Instructions to follow
Transcribe every entry word for word, but skip the images.

Records provided
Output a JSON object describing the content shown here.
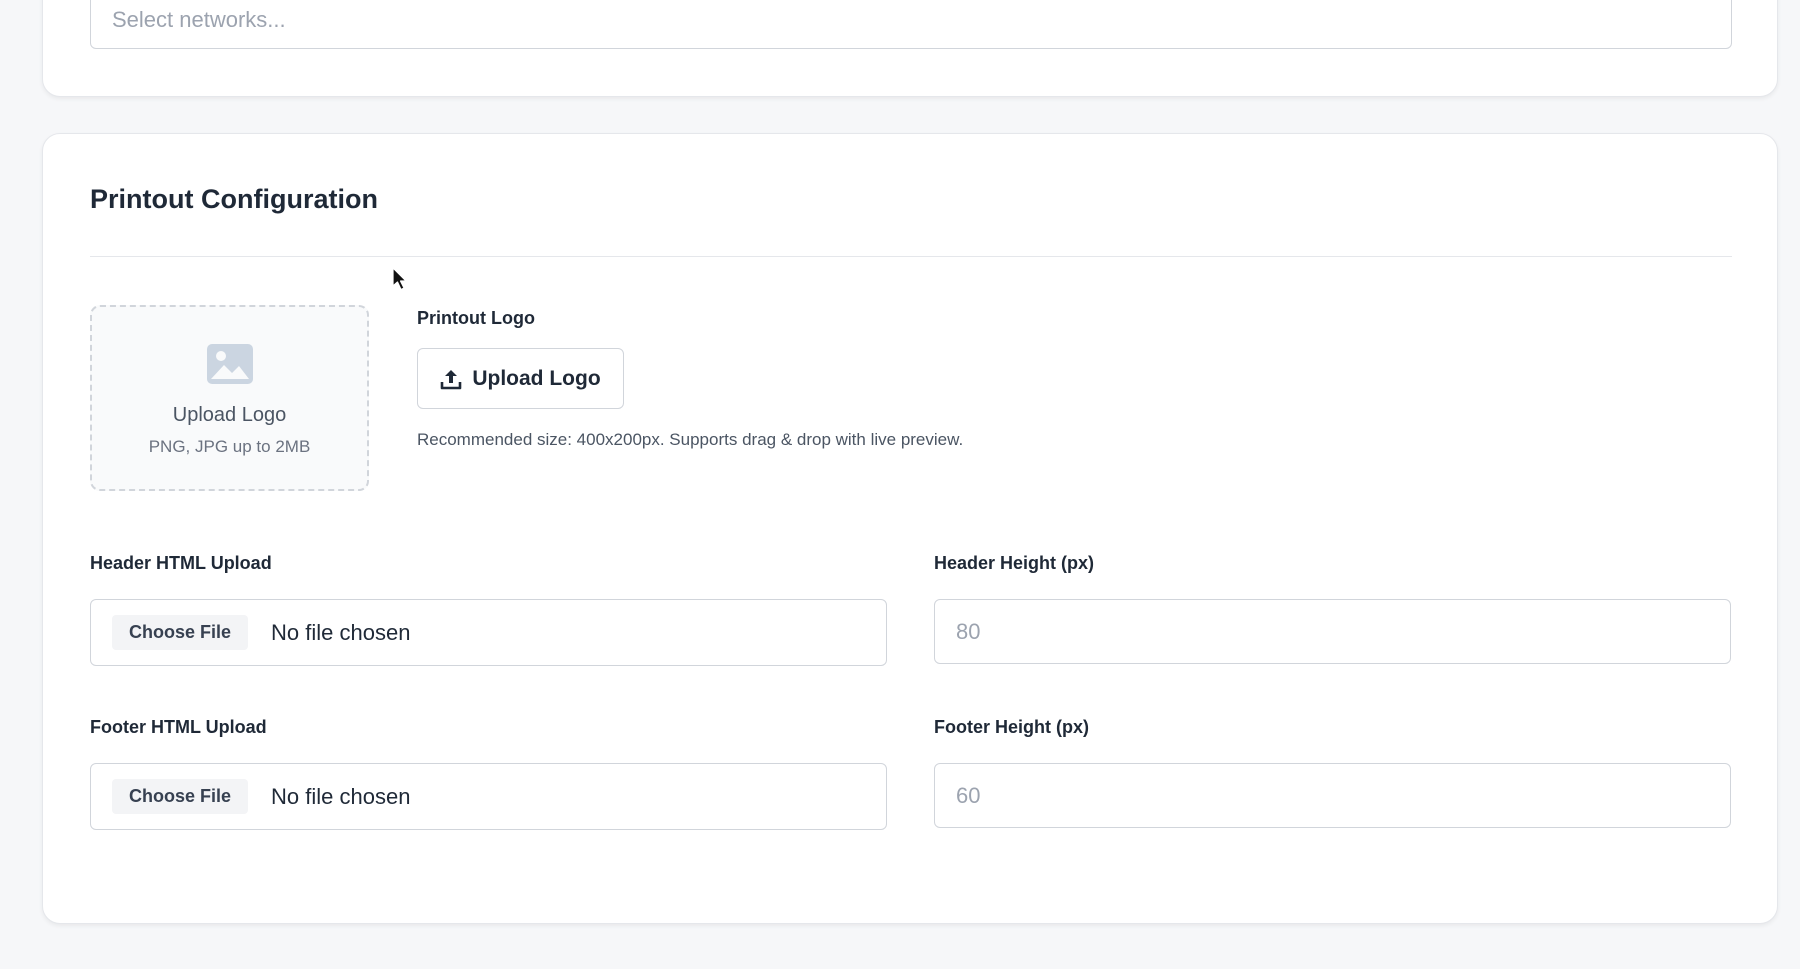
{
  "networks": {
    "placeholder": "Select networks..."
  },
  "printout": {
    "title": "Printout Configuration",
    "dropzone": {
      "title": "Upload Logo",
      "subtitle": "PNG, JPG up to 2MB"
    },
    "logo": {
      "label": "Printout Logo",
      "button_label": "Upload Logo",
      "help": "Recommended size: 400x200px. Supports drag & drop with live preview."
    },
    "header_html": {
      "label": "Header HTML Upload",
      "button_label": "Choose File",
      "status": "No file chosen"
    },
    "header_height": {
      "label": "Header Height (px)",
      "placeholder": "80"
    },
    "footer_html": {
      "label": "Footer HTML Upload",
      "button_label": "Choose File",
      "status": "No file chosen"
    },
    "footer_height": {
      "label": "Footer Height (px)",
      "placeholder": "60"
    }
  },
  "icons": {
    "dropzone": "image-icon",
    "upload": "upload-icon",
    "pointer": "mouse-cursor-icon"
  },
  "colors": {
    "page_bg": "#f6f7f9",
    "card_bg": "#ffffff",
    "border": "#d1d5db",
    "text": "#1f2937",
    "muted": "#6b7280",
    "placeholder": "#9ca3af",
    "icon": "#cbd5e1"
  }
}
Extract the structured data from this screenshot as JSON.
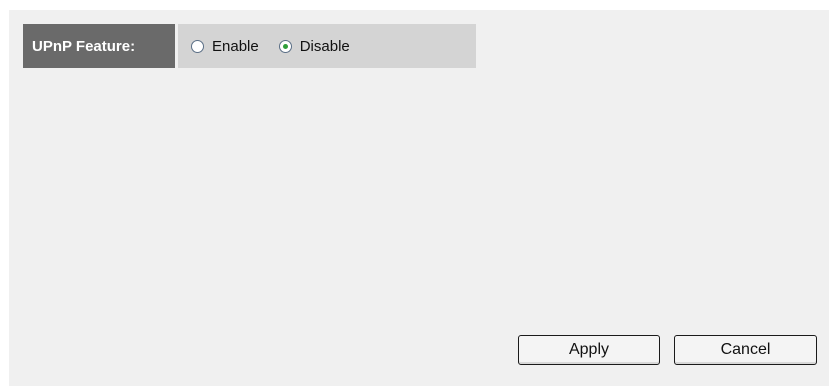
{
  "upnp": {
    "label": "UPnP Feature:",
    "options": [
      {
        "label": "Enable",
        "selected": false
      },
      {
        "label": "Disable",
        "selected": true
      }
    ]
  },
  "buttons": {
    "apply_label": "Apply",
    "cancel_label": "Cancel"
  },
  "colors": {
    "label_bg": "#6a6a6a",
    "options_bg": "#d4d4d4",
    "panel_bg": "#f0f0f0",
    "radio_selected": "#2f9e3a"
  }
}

Answer
Output a JSON object describing the content shown here.
{
  "networks": {
    "placeholder": "Select networks..."
  },
  "printout": {
    "title": "Printout Configuration",
    "dropzone": {
      "title": "Upload Logo",
      "subtitle": "PNG, JPG up to 2MB"
    },
    "logo": {
      "label": "Printout Logo",
      "button_label": "Upload Logo",
      "help": "Recommended size: 400x200px. Supports drag & drop with live preview."
    },
    "header_html": {
      "label": "Header HTML Upload",
      "button_label": "Choose File",
      "status": "No file chosen"
    },
    "header_height": {
      "label": "Header Height (px)",
      "placeholder": "80"
    },
    "footer_html": {
      "label": "Footer HTML Upload",
      "button_label": "Choose File",
      "status": "No file chosen"
    },
    "footer_height": {
      "label": "Footer Height (px)",
      "placeholder": "60"
    }
  },
  "icons": {
    "dropzone": "image-icon",
    "upload": "upload-icon",
    "pointer": "mouse-cursor-icon"
  },
  "colors": {
    "page_bg": "#f6f7f9",
    "card_bg": "#ffffff",
    "border": "#d1d5db",
    "text": "#1f2937",
    "muted": "#6b7280",
    "placeholder": "#9ca3af",
    "icon": "#cbd5e1"
  }
}
Extract the structured data from this screenshot as JSON.
{
  "upnp": {
    "label": "UPnP Feature:",
    "options": [
      {
        "label": "Enable",
        "selected": false
      },
      {
        "label": "Disable",
        "selected": true
      }
    ]
  },
  "buttons": {
    "apply_label": "Apply",
    "cancel_label": "Cancel"
  },
  "colors": {
    "label_bg": "#6a6a6a",
    "options_bg": "#d4d4d4",
    "panel_bg": "#f0f0f0",
    "radio_selected": "#2f9e3a"
  }
}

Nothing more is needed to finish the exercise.